* What needs to be done *
Reproduce every line of the material below word for word, with nothing added, removed, or changed.
((
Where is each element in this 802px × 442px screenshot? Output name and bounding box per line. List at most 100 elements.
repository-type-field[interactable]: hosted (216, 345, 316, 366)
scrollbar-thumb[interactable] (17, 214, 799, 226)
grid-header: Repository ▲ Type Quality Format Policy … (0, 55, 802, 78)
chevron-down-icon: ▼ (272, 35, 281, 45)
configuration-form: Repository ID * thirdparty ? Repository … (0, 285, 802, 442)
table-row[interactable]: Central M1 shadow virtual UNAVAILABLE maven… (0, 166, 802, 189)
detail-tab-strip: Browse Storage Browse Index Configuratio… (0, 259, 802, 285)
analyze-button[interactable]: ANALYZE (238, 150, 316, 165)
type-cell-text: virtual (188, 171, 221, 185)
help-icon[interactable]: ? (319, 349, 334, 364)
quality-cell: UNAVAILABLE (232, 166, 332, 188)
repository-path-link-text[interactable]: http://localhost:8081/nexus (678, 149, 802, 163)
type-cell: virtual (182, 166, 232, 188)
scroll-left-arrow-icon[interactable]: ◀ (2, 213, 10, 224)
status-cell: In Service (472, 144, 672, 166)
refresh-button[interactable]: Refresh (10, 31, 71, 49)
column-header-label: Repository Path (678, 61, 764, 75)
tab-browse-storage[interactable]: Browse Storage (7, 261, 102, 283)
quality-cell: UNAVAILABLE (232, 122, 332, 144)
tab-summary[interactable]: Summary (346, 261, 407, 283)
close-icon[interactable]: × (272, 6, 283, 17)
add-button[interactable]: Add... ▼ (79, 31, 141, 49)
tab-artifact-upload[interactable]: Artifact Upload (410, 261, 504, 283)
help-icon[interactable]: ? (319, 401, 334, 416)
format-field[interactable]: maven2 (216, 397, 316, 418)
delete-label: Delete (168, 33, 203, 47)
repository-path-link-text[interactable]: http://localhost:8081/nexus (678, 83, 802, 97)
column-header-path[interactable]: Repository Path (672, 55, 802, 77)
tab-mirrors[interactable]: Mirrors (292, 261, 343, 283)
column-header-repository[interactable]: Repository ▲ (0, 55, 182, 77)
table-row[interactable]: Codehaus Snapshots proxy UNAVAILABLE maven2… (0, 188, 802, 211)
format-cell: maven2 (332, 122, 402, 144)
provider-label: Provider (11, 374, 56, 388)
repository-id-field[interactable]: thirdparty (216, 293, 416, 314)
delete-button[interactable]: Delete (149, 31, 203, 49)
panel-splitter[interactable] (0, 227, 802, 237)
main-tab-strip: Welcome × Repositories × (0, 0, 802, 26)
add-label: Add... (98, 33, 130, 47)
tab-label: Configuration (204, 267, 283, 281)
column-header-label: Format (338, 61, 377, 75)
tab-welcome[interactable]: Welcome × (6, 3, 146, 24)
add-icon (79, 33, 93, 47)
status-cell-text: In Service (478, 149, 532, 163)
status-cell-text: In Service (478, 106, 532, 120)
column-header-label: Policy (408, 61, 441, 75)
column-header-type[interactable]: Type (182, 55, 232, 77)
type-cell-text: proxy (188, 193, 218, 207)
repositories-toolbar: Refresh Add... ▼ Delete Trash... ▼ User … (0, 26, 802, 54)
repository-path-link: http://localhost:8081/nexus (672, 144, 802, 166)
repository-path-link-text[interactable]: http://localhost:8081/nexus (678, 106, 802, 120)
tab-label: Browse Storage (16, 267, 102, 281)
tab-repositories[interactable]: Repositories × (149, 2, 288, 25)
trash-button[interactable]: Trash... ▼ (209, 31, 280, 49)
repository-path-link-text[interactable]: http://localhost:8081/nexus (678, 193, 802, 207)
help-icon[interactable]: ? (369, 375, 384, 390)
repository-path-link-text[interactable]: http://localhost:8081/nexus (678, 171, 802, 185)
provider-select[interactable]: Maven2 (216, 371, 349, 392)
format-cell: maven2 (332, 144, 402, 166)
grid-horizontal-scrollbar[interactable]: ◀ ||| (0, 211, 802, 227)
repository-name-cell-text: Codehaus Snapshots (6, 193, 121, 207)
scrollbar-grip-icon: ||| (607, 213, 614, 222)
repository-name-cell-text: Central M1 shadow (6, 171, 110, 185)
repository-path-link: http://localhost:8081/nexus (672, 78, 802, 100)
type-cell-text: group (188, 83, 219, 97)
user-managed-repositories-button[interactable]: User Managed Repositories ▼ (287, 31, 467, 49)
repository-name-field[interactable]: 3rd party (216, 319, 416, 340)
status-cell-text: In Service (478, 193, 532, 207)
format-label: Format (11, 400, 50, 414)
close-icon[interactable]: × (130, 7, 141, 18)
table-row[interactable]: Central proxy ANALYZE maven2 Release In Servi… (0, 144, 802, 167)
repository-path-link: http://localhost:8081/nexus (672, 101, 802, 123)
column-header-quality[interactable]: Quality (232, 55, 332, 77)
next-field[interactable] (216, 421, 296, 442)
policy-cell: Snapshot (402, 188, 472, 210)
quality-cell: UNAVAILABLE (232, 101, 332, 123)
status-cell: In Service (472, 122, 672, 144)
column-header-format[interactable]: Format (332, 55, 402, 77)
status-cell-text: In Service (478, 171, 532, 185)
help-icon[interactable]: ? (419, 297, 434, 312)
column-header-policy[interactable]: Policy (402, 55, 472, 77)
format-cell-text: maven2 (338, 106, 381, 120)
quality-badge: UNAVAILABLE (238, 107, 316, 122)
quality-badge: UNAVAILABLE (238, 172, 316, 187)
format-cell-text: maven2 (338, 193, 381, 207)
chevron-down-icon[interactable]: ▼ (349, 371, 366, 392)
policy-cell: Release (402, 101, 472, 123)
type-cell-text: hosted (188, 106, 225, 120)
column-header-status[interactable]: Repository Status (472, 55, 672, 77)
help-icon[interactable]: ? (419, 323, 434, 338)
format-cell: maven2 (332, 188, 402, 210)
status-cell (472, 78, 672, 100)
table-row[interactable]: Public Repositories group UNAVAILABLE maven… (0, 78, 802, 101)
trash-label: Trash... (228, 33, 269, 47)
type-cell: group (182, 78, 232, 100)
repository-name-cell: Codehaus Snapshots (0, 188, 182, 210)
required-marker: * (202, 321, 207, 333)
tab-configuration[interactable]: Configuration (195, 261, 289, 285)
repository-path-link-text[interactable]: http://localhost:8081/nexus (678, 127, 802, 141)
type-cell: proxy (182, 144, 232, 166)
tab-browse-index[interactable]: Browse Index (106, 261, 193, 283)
))
* Full answer *
Where is each element in this 802px × 442px screenshot? Output name and bounding box per line. List at most 100 elements.
repository-type-field[interactable]: hosted (216, 345, 316, 366)
scrollbar-thumb[interactable] (17, 214, 799, 226)
grid-header: Repository ▲ Type Quality Format Policy … (0, 55, 802, 78)
chevron-down-icon: ▼ (272, 35, 281, 45)
configuration-form: Repository ID * thirdparty ? Repository … (0, 285, 802, 442)
table-row[interactable]: Central M1 shadow virtual UNAVAILABLE maven… (0, 166, 802, 189)
detail-tab-strip: Browse Storage Browse Index Configuratio… (0, 259, 802, 285)
analyze-button[interactable]: ANALYZE (238, 150, 316, 165)
type-cell-text: virtual (188, 171, 221, 185)
help-icon[interactable]: ? (319, 349, 334, 364)
quality-cell: UNAVAILABLE (232, 166, 332, 188)
repository-path-link-text[interactable]: http://localhost:8081/nexus (678, 149, 802, 163)
type-cell: virtual (182, 166, 232, 188)
scroll-left-arrow-icon[interactable]: ◀ (2, 213, 10, 224)
status-cell: In Service (472, 144, 672, 166)
refresh-button[interactable]: Refresh (10, 31, 71, 49)
column-header-label: Repository Path (678, 61, 764, 75)
tab-browse-storage[interactable]: Browse Storage (7, 261, 102, 283)
quality-cell: UNAVAILABLE (232, 122, 332, 144)
tab-summary[interactable]: Summary (346, 261, 407, 283)
close-icon[interactable]: × (272, 6, 283, 17)
add-button[interactable]: Add... ▼ (79, 31, 141, 49)
tab-artifact-upload[interactable]: Artifact Upload (410, 261, 504, 283)
help-icon[interactable]: ? (319, 401, 334, 416)
format-field[interactable]: maven2 (216, 397, 316, 418)
delete-label: Delete (168, 33, 203, 47)
repository-path-link-text[interactable]: http://localhost:8081/nexus (678, 83, 802, 97)
column-header-path[interactable]: Repository Path (672, 55, 802, 77)
tab-mirrors[interactable]: Mirrors (292, 261, 343, 283)
column-header-repository[interactable]: Repository ▲ (0, 55, 182, 77)
table-row[interactable]: Codehaus Snapshots proxy UNAVAILABLE maven2… (0, 188, 802, 211)
format-cell: maven2 (332, 122, 402, 144)
provider-label: Provider (11, 374, 56, 388)
repository-id-field[interactable]: thirdparty (216, 293, 416, 314)
delete-button[interactable]: Delete (149, 31, 203, 49)
panel-splitter[interactable] (0, 227, 802, 237)
main-tab-strip: Welcome × Repositories × (0, 0, 802, 26)
add-label: Add... (98, 33, 130, 47)
tab-label: Configuration (204, 267, 283, 281)
column-header-label: Format (338, 61, 377, 75)
tab-welcome[interactable]: Welcome × (6, 3, 146, 24)
add-icon (79, 33, 93, 47)
status-cell-text: In Service (478, 149, 532, 163)
status-cell-text: In Service (478, 106, 532, 120)
column-header-label: Policy (408, 61, 441, 75)
column-header-type[interactable]: Type (182, 55, 232, 77)
type-cell-text: proxy (188, 193, 218, 207)
repositories-toolbar: Refresh Add... ▼ Delete Trash... ▼ User … (0, 26, 802, 54)
repository-path-link: http://localhost:8081/nexus (672, 144, 802, 166)
repository-path-link-text[interactable]: http://localhost:8081/nexus (678, 106, 802, 120)
tab-label: Browse Storage (16, 267, 102, 281)
tab-repositories[interactable]: Repositories × (149, 2, 288, 25)
trash-button[interactable]: Trash... ▼ (209, 31, 280, 49)
repository-path-link-text[interactable]: http://localhost:8081/nexus (678, 193, 802, 207)
help-icon[interactable]: ? (369, 375, 384, 390)
repository-path-link-text[interactable]: http://localhost:8081/nexus (678, 171, 802, 185)
provider-select[interactable]: Maven2 (216, 371, 349, 392)
format-cell: maven2 (332, 144, 402, 166)
grid-horizontal-scrollbar[interactable]: ◀ ||| (0, 211, 802, 227)
repository-name-cell-text: Codehaus Snapshots (6, 193, 121, 207)
scrollbar-grip-icon: ||| (607, 213, 614, 222)
repository-name-cell-text: Central M1 shadow (6, 171, 110, 185)
repository-path-link: http://localhost:8081/nexus (672, 78, 802, 100)
type-cell-text: group (188, 83, 219, 97)
user-managed-repositories-button[interactable]: User Managed Repositories ▼ (287, 31, 467, 49)
repository-name-field[interactable]: 3rd party (216, 319, 416, 340)
status-cell-text: In Service (478, 193, 532, 207)
format-label: Format (11, 400, 50, 414)
close-icon[interactable]: × (130, 7, 141, 18)
table-row[interactable]: Central proxy ANALYZE maven2 Release In Servi… (0, 144, 802, 167)
repository-path-link: http://localhost:8081/nexus (672, 101, 802, 123)
column-header-quality[interactable]: Quality (232, 55, 332, 77)
next-field[interactable] (216, 421, 296, 442)
policy-cell: Snapshot (402, 188, 472, 210)
quality-cell: UNAVAILABLE (232, 101, 332, 123)
status-cell: In Service (472, 122, 672, 144)
column-header-format[interactable]: Format (332, 55, 402, 77)
status-cell-text: In Service (478, 171, 532, 185)
help-icon[interactable]: ? (419, 297, 434, 312)
column-header-policy[interactable]: Policy (402, 55, 472, 77)
format-cell-text: maven2 (338, 106, 381, 120)
quality-badge: UNAVAILABLE (238, 107, 316, 122)
quality-badge: UNAVAILABLE (238, 172, 316, 187)
format-cell-text: maven2 (338, 193, 381, 207)
chevron-down-icon[interactable]: ▼ (349, 371, 366, 392)
policy-cell: Release (402, 101, 472, 123)
type-cell-text: hosted (188, 106, 225, 120)
column-header-status[interactable]: Repository Status (472, 55, 672, 77)
help-icon[interactable]: ? (419, 323, 434, 338)
format-cell: maven2 (332, 188, 402, 210)
status-cell (472, 78, 672, 100)
table-row[interactable]: Public Repositories group UNAVAILABLE maven… (0, 78, 802, 101)
trash-label: Trash... (228, 33, 269, 47)
type-cell: group (182, 78, 232, 100)
repository-name-cell: Codehaus Snapshots (0, 188, 182, 210)
required-marker: * (202, 321, 207, 333)
tab-configuration[interactable]: Configuration (195, 261, 289, 285)
repository-path-link-text[interactable]: http://localhost:8081/nexus (678, 127, 802, 141)
type-cell: proxy (182, 144, 232, 166)
tab-browse-index[interactable]: Browse Index (106, 261, 193, 283)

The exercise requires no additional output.